▸ **GOAL**
Write the entries below out again exactly; any picture in them stays out.

━━━━━ ENTRIES PROVIDED ━━━━━

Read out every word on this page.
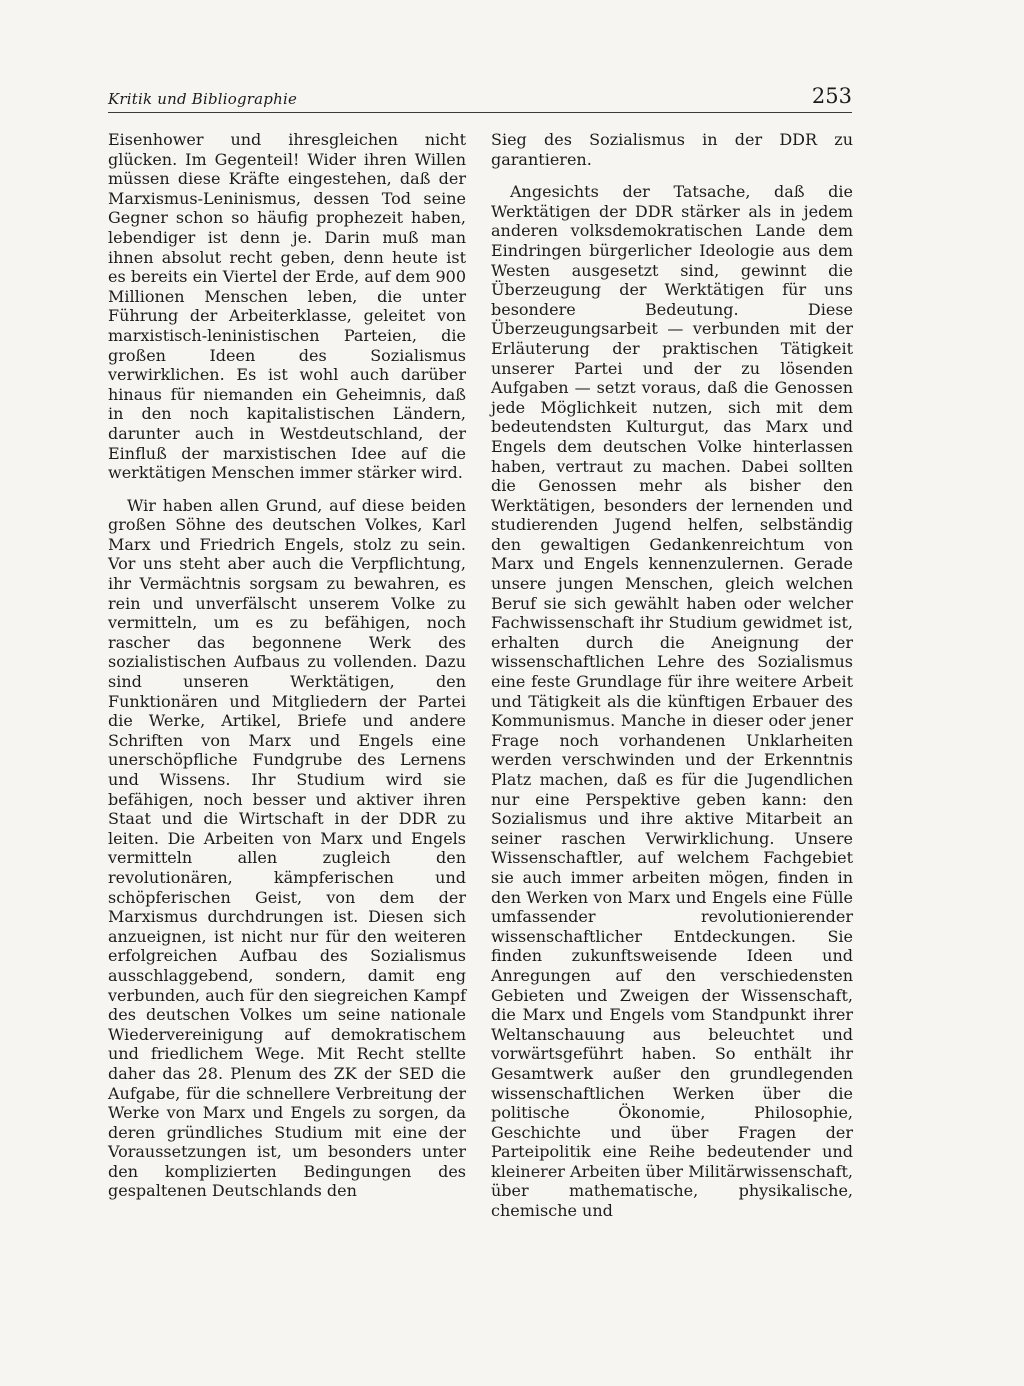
Kritik und Bibliographie	253

Eisenhower und ihresgleichen nicht glücken. Im Gegenteil! Wider ihren Willen müssen diese Kräfte eingestehen, daß der Marxismus-Leninismus, dessen Tod seine Gegner schon so häufig prophezeit haben, lebendiger ist denn je. Darin muß man ihnen absolut recht geben, denn heute ist es bereits ein Viertel der Erde, auf dem 900 Millionen Menschen leben, die unter Führung der Arbeiterklasse, geleitet von marxistisch-leninistischen Parteien, die großen Ideen des Sozialismus verwirklichen. Es ist wohl auch darüber hinaus für niemanden ein Geheimnis, daß in den noch kapitalistischen Ländern, darunter auch in Westdeutschland, der Einfluß der marxistischen Idee auf die werktätigen Menschen immer stärker wird.

Wir haben allen Grund, auf diese beiden großen Söhne des deutschen Volkes, Karl Marx und Friedrich Engels, stolz zu sein. Vor uns steht aber auch die Verpflichtung, ihr Vermächtnis sorgsam zu bewahren, es rein und unverfälscht unserem Volke zu vermitteln, um es zu befähigen, noch rascher das begonnene Werk des sozialistischen Aufbaus zu vollenden. Dazu sind unseren Werktätigen, den Funktionären und Mitgliedern der Partei die Werke, Artikel, Briefe und andere Schriften von Marx und Engels eine unerschöpfliche Fundgrube des Lernens und Wissens. Ihr Studium wird sie befähigen, noch besser und aktiver ihren Staat und die Wirtschaft in der DDR zu leiten. Die Arbeiten von Marx und Engels vermitteln allen zugleich den revolutionären, kämpferischen und schöpferischen Geist, von dem der Marxismus durchdrungen ist. Diesen sich anzueignen, ist nicht nur für den weiteren erfolgreichen Aufbau des Sozialismus ausschlaggebend, sondern, damit eng verbunden, auch für den siegreichen Kampf des deutschen Volkes um seine nationale Wiedervereinigung auf demokratischem und friedlichem Wege. Mit Recht stellte daher das 28. Plenum des ZK der SED die Aufgabe, für die schnellere Verbreitung der Werke von Marx und Engels zu sorgen, da deren gründliches Studium mit eine der Voraussetzungen ist, um besonders unter den komplizierten Bedingungen des gespaltenen Deutschlands den

Sieg des Sozialismus in der DDR zu garantieren.

Angesichts der Tatsache, daß die Werktätigen der DDR stärker als in jedem anderen volksdemokratischen Lande dem Eindringen bürgerlicher Ideologie aus dem Westen ausgesetzt sind, gewinnt die Überzeugung der Werktätigen für uns besondere Bedeutung. Diese Überzeugungsarbeit — verbunden mit der Erläuterung der praktischen Tätigkeit unserer Partei und der zu lösenden Aufgaben — setzt voraus, daß die Genossen jede Möglichkeit nutzen, sich mit dem bedeutendsten Kulturgut, das Marx und Engels dem deutschen Volke hinterlassen haben, vertraut zu machen. Dabei sollten die Genossen mehr als bisher den Werktätigen, besonders der lernenden und studierenden Jugend helfen, selbständig den gewaltigen Gedankenreichtum von Marx und Engels kennenzulernen. Gerade unsere jungen Menschen, gleich welchen Beruf sie sich gewählt haben oder welcher Fachwissenschaft ihr Studium gewidmet ist, erhalten durch die Aneignung der wissenschaftlichen Lehre des Sozialismus eine feste Grundlage für ihre weitere Arbeit und Tätigkeit als die künftigen Erbauer des Kommunismus. Manche in dieser oder jener Frage noch vorhandenen Unklarheiten werden verschwinden und der Erkenntnis Platz machen, daß es für die Jugendlichen nur eine Perspektive geben kann: den Sozialismus und ihre aktive Mitarbeit an seiner raschen Verwirklichung. Unsere Wissenschaftler, auf welchem Fachgebiet sie auch immer arbeiten mögen, finden in den Werken von Marx und Engels eine Fülle umfassender revolutionierender wissenschaftlicher Entdeckungen. Sie finden zukunftsweisende Ideen und Anregungen auf den verschiedensten Gebieten und Zweigen der Wissenschaft, die Marx und Engels vom Standpunkt ihrer Weltanschauung aus beleuchtet und vorwärtsgeführt haben. So enthält ihr Gesamtwerk außer den grundlegenden wissenschaftlichen Werken über die politische Ökonomie, Philosophie, Geschichte und über Fragen der Parteipolitik eine Reihe bedeutender und kleinerer Arbeiten über Militärwissenschaft, über mathematische, physikalische, chemische und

━━━━━

▸ **FINISHED ANSWER**
Read out every word on this page.
Kritik und Bibliographie	253

Eisenhower und ihresgleichen nicht glücken. Im Gegenteil! Wider ihren Willen müssen diese Kräfte eingestehen, daß der Marxismus-Leninismus, dessen Tod seine Gegner schon so häufig prophezeit haben, lebendiger ist denn je. Darin muß man ihnen absolut recht geben, denn heute ist es bereits ein Viertel der Erde, auf dem 900 Millionen Menschen leben, die unter Führung der Arbeiterklasse, geleitet von marxistisch-leninistischen Parteien, die großen Ideen des Sozialismus verwirklichen. Es ist wohl auch darüber hinaus für niemanden ein Geheimnis, daß in den noch kapitalistischen Ländern, darunter auch in Westdeutschland, der Einfluß der marxistischen Idee auf die werktätigen Menschen immer stärker wird.

Wir haben allen Grund, auf diese beiden großen Söhne des deutschen Volkes, Karl Marx und Friedrich Engels, stolz zu sein. Vor uns steht aber auch die Verpflichtung, ihr Vermächtnis sorgsam zu bewahren, es rein und unverfälscht unserem Volke zu vermitteln, um es zu befähigen, noch rascher das begonnene Werk des sozialistischen Aufbaus zu vollenden. Dazu sind unseren Werktätigen, den Funktionären und Mitgliedern der Partei die Werke, Artikel, Briefe und andere Schriften von Marx und Engels eine unerschöpfliche Fundgrube des Lernens und Wissens. Ihr Studium wird sie befähigen, noch besser und aktiver ihren Staat und die Wirtschaft in der DDR zu leiten. Die Arbeiten von Marx und Engels vermitteln allen zugleich den revolutionären, kämpferischen und schöpferischen Geist, von dem der Marxismus durchdrungen ist. Diesen sich anzueignen, ist nicht nur für den weiteren erfolgreichen Aufbau des Sozialismus ausschlaggebend, sondern, damit eng verbunden, auch für den siegreichen Kampf des deutschen Volkes um seine nationale Wiedervereinigung auf demokratischem und friedlichem Wege. Mit Recht stellte daher das 28. Plenum des ZK der SED die Aufgabe, für die schnellere Verbreitung der Werke von Marx und Engels zu sorgen, da deren gründliches Studium mit eine der Voraussetzungen ist, um besonders unter den komplizierten Bedingungen des gespaltenen Deutschlands den

Sieg des Sozialismus in der DDR zu garantieren.

Angesichts der Tatsache, daß die Werktätigen der DDR stärker als in jedem anderen volksdemokratischen Lande dem Eindringen bürgerlicher Ideologie aus dem Westen ausgesetzt sind, gewinnt die Überzeugung der Werktätigen für uns besondere Bedeutung. Diese Überzeugungsarbeit — verbunden mit der Erläuterung der praktischen Tätigkeit unserer Partei und der zu lösenden Aufgaben — setzt voraus, daß die Genossen jede Möglichkeit nutzen, sich mit dem bedeutendsten Kulturgut, das Marx und Engels dem deutschen Volke hinterlassen haben, vertraut zu machen. Dabei sollten die Genossen mehr als bisher den Werktätigen, besonders der lernenden und studierenden Jugend helfen, selbständig den gewaltigen Gedankenreichtum von Marx und Engels kennenzulernen. Gerade unsere jungen Menschen, gleich welchen Beruf sie sich gewählt haben oder welcher Fachwissenschaft ihr Studium gewidmet ist, erhalten durch die Aneignung der wissenschaftlichen Lehre des Sozialismus eine feste Grundlage für ihre weitere Arbeit und Tätigkeit als die künftigen Erbauer des Kommunismus. Manche in dieser oder jener Frage noch vorhandenen Unklarheiten werden verschwinden und der Erkenntnis Platz machen, daß es für die Jugendlichen nur eine Perspektive geben kann: den Sozialismus und ihre aktive Mitarbeit an seiner raschen Verwirklichung. Unsere Wissenschaftler, auf welchem Fachgebiet sie auch immer arbeiten mögen, finden in den Werken von Marx und Engels eine Fülle umfassender revolutionierender wissenschaftlicher Entdeckungen. Sie finden zukunftsweisende Ideen und Anregungen auf den verschiedensten Gebieten und Zweigen der Wissenschaft, die Marx und Engels vom Standpunkt ihrer Weltanschauung aus beleuchtet und vorwärtsgeführt haben. So enthält ihr Gesamtwerk außer den grundlegenden wissenschaftlichen Werken über die politische Ökonomie, Philosophie, Geschichte und über Fragen der Parteipolitik eine Reihe bedeutender und kleinerer Arbeiten über Militärwissenschaft, über mathematische, physikalische, chemische und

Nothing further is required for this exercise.